---------- DATASET ENTRIES ----------

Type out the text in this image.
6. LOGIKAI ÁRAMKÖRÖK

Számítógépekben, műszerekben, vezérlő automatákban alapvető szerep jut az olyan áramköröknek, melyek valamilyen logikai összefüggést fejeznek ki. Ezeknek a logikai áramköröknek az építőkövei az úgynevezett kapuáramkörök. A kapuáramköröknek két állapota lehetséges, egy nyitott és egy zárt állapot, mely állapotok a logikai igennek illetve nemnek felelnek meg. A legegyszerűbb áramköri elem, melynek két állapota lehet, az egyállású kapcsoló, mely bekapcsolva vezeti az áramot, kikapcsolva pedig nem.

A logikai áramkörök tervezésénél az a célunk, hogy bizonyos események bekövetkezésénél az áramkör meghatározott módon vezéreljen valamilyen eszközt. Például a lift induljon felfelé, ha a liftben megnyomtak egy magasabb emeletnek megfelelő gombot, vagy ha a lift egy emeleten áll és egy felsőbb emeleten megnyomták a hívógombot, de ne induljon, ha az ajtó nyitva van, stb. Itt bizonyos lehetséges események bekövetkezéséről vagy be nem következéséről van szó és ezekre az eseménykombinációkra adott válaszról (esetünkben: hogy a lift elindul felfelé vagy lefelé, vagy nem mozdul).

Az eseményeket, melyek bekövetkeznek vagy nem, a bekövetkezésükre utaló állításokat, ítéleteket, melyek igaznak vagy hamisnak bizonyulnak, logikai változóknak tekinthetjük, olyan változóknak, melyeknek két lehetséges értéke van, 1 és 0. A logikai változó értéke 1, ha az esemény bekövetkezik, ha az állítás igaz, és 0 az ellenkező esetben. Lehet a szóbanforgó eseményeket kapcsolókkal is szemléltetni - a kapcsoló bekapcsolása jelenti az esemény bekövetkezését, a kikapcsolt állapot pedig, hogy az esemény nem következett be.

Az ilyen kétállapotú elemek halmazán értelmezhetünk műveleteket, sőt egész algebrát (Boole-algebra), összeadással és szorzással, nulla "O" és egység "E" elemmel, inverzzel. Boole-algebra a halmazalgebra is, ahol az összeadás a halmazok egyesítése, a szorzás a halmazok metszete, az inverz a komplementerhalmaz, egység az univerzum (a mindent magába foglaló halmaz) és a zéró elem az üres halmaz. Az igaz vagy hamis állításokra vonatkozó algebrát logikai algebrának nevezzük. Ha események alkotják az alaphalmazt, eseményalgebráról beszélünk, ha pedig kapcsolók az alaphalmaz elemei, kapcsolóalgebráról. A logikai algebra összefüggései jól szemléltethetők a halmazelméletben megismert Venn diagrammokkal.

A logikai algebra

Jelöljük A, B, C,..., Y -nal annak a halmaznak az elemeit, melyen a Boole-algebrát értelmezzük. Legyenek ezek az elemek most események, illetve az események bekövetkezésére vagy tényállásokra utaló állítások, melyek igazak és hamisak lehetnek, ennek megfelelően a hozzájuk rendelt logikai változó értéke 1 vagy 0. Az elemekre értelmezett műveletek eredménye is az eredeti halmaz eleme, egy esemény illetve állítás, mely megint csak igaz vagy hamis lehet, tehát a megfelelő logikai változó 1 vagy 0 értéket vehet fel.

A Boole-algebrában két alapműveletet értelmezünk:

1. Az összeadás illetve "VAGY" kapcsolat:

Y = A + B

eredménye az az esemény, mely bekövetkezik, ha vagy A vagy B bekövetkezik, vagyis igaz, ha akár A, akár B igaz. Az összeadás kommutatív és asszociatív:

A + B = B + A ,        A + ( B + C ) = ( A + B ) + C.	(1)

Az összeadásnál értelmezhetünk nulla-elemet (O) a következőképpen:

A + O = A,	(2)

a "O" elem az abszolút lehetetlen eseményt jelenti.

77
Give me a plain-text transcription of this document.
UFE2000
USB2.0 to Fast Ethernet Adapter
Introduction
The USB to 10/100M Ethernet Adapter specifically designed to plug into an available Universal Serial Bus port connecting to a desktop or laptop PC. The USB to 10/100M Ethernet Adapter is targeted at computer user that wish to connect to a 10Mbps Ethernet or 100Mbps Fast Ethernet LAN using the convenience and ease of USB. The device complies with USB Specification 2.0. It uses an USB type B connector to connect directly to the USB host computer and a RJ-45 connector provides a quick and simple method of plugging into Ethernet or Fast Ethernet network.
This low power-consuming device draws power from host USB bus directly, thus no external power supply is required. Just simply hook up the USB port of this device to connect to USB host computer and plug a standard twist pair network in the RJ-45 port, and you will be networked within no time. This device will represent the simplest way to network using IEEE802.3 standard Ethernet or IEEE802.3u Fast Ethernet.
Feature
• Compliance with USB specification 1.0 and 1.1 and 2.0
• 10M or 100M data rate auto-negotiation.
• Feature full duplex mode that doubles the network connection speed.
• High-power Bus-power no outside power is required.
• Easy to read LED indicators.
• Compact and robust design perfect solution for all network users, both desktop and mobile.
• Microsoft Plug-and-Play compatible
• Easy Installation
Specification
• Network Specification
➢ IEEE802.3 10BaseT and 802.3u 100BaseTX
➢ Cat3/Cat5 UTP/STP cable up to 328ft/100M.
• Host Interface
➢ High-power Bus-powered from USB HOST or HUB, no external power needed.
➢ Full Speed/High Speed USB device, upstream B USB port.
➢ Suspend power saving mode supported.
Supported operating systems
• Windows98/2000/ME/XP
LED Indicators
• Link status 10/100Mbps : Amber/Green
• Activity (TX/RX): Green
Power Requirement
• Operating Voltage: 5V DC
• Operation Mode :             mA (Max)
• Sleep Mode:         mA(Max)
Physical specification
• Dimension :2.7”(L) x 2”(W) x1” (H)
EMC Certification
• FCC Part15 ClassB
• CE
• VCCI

----------

* SHORT PROBLEM *
Say how many lines in the entries contain the string "megfelelő", and leave out everything else.

* FULL SOLUTION *
2